▶ _Input for this task_
+---+

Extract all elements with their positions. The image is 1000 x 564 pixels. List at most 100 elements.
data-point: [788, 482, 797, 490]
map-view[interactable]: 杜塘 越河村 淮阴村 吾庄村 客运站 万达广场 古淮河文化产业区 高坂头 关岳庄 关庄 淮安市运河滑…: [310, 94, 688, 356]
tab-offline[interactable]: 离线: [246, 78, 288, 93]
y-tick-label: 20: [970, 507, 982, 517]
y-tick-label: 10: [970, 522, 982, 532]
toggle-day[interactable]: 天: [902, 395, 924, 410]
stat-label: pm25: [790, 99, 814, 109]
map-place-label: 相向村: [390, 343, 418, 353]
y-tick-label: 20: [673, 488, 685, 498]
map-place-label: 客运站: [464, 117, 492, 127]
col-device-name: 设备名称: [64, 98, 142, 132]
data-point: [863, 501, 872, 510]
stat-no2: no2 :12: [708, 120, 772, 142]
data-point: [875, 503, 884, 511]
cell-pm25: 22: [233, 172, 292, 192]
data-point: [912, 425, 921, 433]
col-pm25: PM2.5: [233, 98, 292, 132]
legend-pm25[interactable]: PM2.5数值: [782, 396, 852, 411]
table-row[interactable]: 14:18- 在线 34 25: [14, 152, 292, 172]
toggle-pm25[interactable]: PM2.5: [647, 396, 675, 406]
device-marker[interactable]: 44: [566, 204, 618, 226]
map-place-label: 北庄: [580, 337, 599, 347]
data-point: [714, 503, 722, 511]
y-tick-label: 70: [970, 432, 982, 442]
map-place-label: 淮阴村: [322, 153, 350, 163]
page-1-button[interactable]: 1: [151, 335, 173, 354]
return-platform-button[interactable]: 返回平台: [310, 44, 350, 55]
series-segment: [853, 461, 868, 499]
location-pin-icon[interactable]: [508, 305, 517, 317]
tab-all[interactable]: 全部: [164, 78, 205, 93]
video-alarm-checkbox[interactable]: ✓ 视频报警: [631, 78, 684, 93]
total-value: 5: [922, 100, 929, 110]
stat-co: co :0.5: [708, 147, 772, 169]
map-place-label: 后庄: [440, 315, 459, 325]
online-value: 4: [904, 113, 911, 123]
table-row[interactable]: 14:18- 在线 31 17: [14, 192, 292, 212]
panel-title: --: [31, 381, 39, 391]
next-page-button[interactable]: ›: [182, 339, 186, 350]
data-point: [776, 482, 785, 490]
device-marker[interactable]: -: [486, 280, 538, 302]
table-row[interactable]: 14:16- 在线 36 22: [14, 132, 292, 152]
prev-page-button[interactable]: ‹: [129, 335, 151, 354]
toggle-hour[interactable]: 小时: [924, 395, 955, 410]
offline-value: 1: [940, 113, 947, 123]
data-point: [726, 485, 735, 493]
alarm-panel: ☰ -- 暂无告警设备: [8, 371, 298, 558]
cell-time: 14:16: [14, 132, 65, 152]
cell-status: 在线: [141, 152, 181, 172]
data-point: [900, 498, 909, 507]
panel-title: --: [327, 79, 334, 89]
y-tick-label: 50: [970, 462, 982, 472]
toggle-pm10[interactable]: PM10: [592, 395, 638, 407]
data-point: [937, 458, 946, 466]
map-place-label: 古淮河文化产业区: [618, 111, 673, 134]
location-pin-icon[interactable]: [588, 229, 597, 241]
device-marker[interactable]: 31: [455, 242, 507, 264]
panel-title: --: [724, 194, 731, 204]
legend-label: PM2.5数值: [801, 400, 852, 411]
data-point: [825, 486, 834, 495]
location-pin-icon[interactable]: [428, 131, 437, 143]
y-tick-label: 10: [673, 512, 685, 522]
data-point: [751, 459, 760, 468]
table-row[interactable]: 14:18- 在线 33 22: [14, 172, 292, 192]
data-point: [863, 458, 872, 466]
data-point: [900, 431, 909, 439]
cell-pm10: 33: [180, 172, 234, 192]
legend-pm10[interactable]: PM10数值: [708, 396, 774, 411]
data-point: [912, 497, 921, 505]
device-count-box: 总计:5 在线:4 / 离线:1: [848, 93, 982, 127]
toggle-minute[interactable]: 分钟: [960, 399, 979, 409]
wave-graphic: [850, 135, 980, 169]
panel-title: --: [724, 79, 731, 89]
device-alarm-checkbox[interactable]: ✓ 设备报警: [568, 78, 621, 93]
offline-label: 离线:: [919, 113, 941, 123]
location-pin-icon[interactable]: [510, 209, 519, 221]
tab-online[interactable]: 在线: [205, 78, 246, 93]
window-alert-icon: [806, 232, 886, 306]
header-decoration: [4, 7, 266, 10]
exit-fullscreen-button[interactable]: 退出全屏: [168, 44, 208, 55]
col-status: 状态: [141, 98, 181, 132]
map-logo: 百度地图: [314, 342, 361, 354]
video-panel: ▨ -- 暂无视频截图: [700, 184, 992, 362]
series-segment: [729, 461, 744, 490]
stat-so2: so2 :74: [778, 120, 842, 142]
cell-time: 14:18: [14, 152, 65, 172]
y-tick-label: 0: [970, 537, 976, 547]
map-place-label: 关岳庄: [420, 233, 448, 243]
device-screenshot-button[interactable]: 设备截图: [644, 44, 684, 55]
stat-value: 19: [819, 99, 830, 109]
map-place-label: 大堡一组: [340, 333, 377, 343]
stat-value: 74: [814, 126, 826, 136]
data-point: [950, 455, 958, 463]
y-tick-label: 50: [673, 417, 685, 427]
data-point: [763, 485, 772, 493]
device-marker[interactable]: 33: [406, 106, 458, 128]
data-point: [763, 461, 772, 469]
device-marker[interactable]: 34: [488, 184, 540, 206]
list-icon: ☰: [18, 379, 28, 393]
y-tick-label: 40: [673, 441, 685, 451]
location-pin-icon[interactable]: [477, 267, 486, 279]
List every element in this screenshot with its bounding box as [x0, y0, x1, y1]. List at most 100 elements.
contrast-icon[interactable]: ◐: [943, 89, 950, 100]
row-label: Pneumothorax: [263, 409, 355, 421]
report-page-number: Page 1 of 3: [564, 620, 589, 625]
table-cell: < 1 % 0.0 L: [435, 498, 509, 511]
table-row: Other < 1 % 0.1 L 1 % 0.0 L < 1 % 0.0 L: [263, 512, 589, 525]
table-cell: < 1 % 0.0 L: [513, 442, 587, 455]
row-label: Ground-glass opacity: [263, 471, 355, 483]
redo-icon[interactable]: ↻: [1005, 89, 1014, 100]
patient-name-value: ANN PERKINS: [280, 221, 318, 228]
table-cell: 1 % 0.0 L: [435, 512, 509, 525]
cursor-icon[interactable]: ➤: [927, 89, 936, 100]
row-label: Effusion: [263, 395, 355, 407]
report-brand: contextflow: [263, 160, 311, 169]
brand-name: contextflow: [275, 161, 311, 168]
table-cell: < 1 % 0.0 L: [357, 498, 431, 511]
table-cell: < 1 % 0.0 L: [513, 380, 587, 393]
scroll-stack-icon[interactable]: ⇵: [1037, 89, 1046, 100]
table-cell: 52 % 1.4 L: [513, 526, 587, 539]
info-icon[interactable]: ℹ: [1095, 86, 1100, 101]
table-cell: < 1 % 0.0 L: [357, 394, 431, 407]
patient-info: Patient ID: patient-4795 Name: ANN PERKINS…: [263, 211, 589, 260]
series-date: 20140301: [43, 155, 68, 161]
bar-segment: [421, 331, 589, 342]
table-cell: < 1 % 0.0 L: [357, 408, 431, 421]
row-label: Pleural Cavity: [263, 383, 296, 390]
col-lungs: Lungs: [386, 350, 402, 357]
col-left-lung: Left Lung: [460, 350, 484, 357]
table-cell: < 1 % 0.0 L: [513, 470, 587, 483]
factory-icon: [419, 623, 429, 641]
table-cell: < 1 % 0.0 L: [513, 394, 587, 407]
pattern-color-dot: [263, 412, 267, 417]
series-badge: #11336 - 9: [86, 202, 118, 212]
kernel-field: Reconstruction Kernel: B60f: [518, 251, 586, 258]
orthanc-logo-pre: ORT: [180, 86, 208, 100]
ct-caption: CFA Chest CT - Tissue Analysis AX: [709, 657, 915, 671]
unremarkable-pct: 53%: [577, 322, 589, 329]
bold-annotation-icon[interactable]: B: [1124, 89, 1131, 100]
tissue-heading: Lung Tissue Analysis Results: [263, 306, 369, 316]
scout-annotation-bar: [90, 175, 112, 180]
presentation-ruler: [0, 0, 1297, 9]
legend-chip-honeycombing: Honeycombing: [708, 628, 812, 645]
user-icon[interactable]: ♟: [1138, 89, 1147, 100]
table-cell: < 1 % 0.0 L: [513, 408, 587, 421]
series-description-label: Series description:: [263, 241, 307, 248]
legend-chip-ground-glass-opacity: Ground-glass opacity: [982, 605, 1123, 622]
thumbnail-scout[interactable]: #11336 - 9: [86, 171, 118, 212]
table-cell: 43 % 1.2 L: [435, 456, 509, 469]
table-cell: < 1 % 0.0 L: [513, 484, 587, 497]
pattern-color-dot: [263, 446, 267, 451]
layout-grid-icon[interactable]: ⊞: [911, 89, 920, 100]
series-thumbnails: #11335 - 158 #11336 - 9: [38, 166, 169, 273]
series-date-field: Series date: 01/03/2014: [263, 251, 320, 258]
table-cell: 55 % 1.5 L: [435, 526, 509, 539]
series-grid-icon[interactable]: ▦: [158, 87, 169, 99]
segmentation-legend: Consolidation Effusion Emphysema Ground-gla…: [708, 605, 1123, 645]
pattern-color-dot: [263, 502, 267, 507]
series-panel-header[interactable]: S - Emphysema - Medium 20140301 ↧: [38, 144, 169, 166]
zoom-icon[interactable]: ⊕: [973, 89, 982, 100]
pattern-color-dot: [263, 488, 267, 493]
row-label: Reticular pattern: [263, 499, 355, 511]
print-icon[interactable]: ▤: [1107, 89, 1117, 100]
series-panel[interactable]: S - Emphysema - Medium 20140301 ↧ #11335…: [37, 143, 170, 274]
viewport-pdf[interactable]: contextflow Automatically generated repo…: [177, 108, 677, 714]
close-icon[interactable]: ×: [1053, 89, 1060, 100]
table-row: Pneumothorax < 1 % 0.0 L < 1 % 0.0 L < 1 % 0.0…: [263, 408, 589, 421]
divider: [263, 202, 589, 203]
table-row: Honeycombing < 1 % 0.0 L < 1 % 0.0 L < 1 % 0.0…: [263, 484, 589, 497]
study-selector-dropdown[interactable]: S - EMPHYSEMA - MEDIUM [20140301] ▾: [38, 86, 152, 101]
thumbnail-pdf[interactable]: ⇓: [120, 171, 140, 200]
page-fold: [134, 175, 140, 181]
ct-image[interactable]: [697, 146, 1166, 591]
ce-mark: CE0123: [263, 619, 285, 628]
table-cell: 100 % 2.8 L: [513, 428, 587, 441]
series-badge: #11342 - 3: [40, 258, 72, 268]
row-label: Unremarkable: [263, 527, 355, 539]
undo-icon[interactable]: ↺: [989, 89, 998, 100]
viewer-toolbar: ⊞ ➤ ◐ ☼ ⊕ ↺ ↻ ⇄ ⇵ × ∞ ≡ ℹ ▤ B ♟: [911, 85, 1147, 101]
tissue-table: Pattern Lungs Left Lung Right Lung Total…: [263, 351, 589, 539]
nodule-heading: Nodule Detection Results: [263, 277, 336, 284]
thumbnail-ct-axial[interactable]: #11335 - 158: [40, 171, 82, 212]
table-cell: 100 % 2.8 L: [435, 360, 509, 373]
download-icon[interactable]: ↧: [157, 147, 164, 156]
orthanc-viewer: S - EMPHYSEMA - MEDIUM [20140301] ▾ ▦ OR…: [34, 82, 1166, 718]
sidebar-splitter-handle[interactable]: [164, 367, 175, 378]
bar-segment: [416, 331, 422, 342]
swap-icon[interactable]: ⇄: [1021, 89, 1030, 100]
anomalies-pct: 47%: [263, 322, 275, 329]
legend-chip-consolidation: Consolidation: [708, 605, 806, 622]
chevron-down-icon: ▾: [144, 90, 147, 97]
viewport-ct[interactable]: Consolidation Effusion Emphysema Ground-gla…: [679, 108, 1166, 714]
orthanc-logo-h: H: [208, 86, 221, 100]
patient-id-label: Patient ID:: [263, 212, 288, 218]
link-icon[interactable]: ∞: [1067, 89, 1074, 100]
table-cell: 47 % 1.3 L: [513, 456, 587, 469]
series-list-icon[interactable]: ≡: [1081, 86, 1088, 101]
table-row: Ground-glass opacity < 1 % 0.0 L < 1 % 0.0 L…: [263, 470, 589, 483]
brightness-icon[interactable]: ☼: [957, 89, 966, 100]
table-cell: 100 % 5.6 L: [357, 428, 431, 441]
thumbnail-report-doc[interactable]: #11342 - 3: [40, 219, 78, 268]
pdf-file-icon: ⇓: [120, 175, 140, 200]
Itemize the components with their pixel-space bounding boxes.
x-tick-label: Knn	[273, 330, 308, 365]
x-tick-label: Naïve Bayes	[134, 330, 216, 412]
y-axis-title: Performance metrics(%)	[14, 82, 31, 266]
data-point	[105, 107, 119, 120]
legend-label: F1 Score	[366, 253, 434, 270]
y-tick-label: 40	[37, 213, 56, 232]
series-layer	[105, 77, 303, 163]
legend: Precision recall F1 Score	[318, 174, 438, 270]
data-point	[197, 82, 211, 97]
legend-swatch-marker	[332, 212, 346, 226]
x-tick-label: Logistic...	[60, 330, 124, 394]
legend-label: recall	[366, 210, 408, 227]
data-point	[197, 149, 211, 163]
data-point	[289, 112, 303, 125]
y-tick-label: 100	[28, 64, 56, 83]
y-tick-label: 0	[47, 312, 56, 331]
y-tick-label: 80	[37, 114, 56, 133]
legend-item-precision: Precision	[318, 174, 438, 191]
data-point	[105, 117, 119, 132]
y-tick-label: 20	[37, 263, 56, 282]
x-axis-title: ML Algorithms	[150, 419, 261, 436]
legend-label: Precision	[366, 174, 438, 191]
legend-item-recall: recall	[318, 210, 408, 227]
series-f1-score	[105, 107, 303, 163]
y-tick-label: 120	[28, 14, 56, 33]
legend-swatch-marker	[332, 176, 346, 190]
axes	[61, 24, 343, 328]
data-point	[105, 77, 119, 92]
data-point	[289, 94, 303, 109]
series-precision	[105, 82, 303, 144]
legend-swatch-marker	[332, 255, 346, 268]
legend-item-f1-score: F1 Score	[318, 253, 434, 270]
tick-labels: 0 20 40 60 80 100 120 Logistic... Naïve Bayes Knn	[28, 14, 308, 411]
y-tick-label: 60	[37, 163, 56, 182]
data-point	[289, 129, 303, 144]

+---+

▶ _Task requirements_
Reproduce the rows from the first one through the line containing "stat-label: pm25: [790, 99, 814, 109]", substituting "y-axis-label" for every occurrence of "y-tick-label". Leave all other text unchanged.

▶ _Task response_
Extract all elements with their positions. The image is 1000 x 564 pixels. List at most 100 elements.
data-point: [788, 482, 797, 490]
map-view[interactable]: 杜塘 越河村 淮阴村 吾庄村 客运站 万达广场 古淮河文化产业区 高坂头 关岳庄 关庄 淮安市运河滑…: [310, 94, 688, 356]
tab-offline[interactable]: 离线: [246, 78, 288, 93]
y-axis-label: 20: [970, 507, 982, 517]
y-axis-label: 10: [970, 522, 982, 532]
toggle-day[interactable]: 天: [902, 395, 924, 410]
stat-label: pm25: [790, 99, 814, 109]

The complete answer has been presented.